(Extracted records)

○ ○ ○ ○ ○ ○ ○

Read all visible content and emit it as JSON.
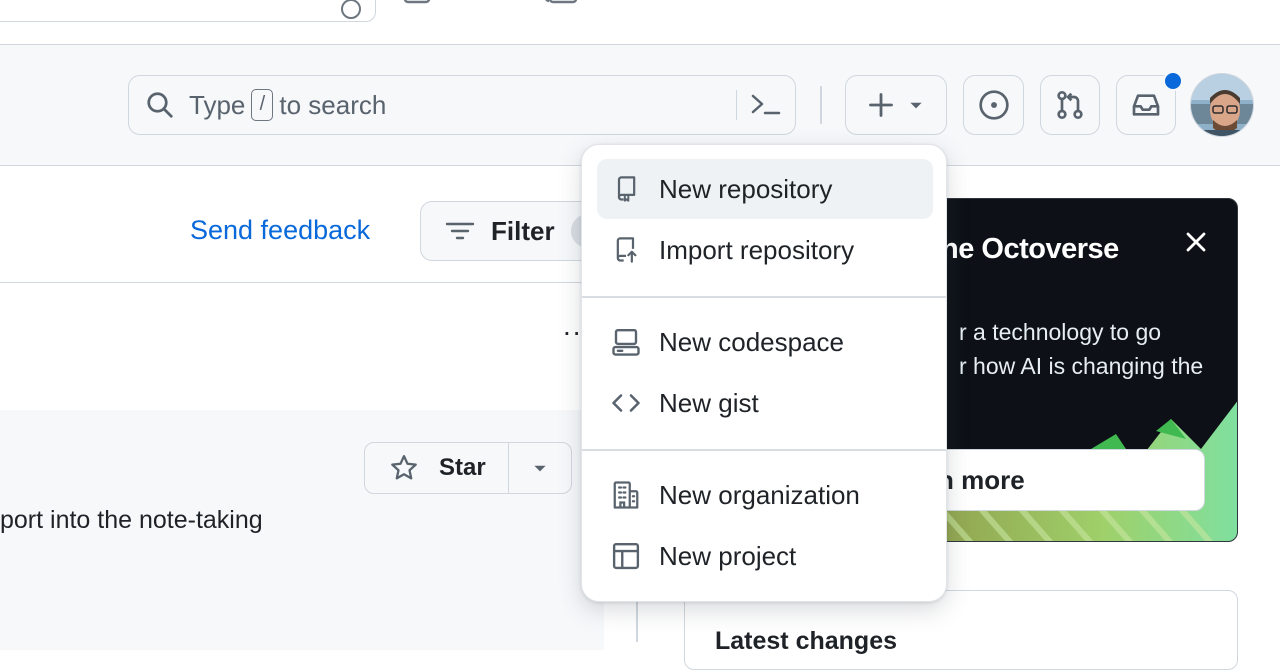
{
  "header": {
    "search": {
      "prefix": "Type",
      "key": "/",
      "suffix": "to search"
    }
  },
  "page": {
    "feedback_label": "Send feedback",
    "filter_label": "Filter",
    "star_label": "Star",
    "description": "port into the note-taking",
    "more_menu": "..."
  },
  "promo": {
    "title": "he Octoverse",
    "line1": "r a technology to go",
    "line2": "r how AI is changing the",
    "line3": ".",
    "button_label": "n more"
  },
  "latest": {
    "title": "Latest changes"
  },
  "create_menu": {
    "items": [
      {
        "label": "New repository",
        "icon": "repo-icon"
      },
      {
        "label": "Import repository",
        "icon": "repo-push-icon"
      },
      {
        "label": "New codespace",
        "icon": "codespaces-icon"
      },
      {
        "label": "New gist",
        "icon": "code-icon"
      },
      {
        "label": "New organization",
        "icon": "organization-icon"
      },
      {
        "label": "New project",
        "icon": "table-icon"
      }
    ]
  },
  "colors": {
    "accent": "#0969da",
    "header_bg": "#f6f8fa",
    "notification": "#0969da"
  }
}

○ ○ ○ ○ ○ ○ ○

**Aim:**
Copy the entries above faithfully and omit every image.

**Solution for this problem:**
Read all visible content and emit it as JSON.
{
  "header": {
    "search": {
      "prefix": "Type",
      "key": "/",
      "suffix": "to search"
    }
  },
  "page": {
    "feedback_label": "Send feedback",
    "filter_label": "Filter",
    "star_label": "Star",
    "description": "port into the note-taking",
    "more_menu": "..."
  },
  "promo": {
    "title": "he Octoverse",
    "line1": "r a technology to go",
    "line2": "r how AI is changing the",
    "line3": ".",
    "button_label": "n more"
  },
  "latest": {
    "title": "Latest changes"
  },
  "create_menu": {
    "items": [
      {
        "label": "New repository",
        "icon": "repo-icon"
      },
      {
        "label": "Import repository",
        "icon": "repo-push-icon"
      },
      {
        "label": "New codespace",
        "icon": "codespaces-icon"
      },
      {
        "label": "New gist",
        "icon": "code-icon"
      },
      {
        "label": "New organization",
        "icon": "organization-icon"
      },
      {
        "label": "New project",
        "icon": "table-icon"
      }
    ]
  },
  "colors": {
    "accent": "#0969da",
    "header_bg": "#f6f8fa",
    "notification": "#0969da"
  }
}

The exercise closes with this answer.